Work required: Gather all lines in the entries that include the word "text".

Dataset rows:
▽
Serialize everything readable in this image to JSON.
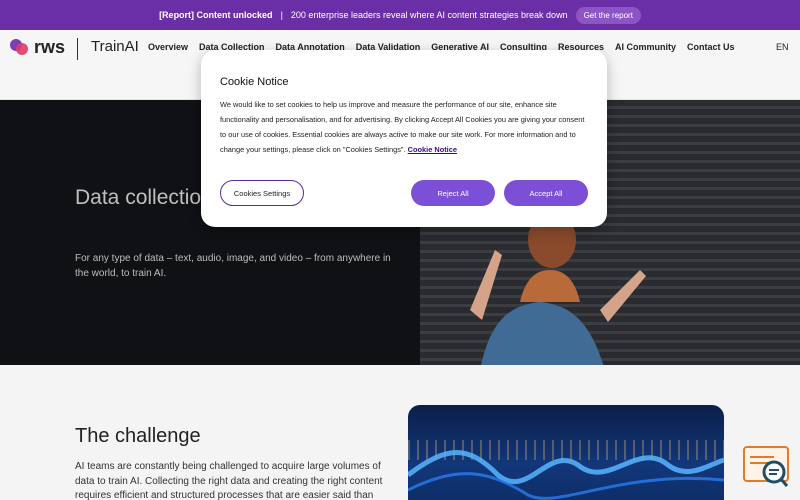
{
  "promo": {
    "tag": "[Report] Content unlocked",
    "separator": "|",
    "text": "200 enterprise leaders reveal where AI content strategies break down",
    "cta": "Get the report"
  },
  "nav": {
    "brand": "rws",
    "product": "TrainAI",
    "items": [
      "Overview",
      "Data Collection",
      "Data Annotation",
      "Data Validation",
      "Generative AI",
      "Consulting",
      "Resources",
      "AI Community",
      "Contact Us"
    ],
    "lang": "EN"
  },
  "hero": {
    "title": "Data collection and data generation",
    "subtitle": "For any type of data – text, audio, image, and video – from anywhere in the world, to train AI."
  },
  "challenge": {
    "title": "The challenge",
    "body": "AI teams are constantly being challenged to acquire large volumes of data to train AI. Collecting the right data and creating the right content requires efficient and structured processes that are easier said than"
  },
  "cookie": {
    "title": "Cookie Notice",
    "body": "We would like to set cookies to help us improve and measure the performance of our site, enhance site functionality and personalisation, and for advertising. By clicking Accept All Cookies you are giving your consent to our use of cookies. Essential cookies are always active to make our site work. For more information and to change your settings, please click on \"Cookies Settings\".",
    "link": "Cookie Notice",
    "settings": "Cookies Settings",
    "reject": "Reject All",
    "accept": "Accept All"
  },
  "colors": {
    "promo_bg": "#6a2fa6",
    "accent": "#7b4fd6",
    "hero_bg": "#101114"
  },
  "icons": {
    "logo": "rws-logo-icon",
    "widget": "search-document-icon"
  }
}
△
▽
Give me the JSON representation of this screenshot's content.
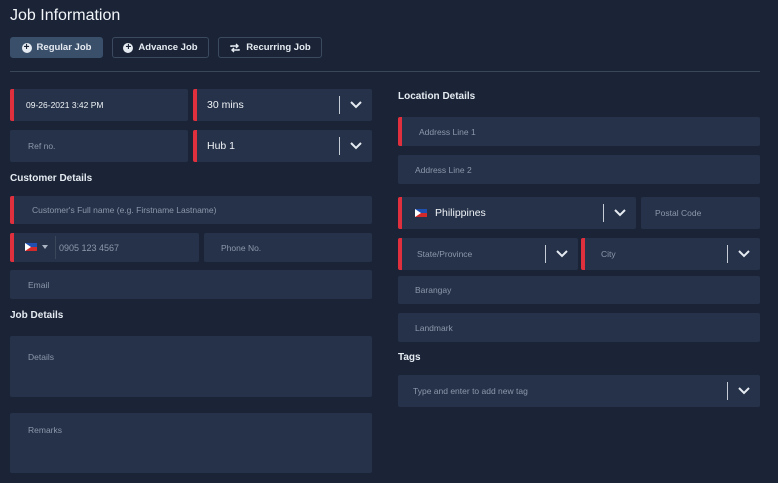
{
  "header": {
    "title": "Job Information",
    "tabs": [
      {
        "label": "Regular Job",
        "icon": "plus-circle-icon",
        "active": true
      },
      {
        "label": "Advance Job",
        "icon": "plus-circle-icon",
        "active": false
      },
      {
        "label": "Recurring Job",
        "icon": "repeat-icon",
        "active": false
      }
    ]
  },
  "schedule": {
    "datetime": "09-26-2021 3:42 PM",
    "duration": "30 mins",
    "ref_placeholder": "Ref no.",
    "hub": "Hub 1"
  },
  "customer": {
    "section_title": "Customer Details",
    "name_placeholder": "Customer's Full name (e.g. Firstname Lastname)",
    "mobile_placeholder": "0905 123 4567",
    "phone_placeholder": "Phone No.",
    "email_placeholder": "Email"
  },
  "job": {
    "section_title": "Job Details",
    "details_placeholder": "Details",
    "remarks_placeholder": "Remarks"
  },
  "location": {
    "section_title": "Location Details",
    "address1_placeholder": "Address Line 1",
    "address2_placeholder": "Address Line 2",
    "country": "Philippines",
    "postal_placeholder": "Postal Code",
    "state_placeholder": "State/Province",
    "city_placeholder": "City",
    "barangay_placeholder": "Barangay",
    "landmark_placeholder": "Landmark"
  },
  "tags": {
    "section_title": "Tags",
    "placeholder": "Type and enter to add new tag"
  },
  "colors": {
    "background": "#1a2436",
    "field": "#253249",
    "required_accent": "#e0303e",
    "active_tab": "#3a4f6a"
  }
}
△
Written solution:
    "text": "200 enterprise leaders reveal where AI content strategies break down",
    "subtitle": "For any type of data – text, audio, image, and video – from anywhere in the world, to train AI."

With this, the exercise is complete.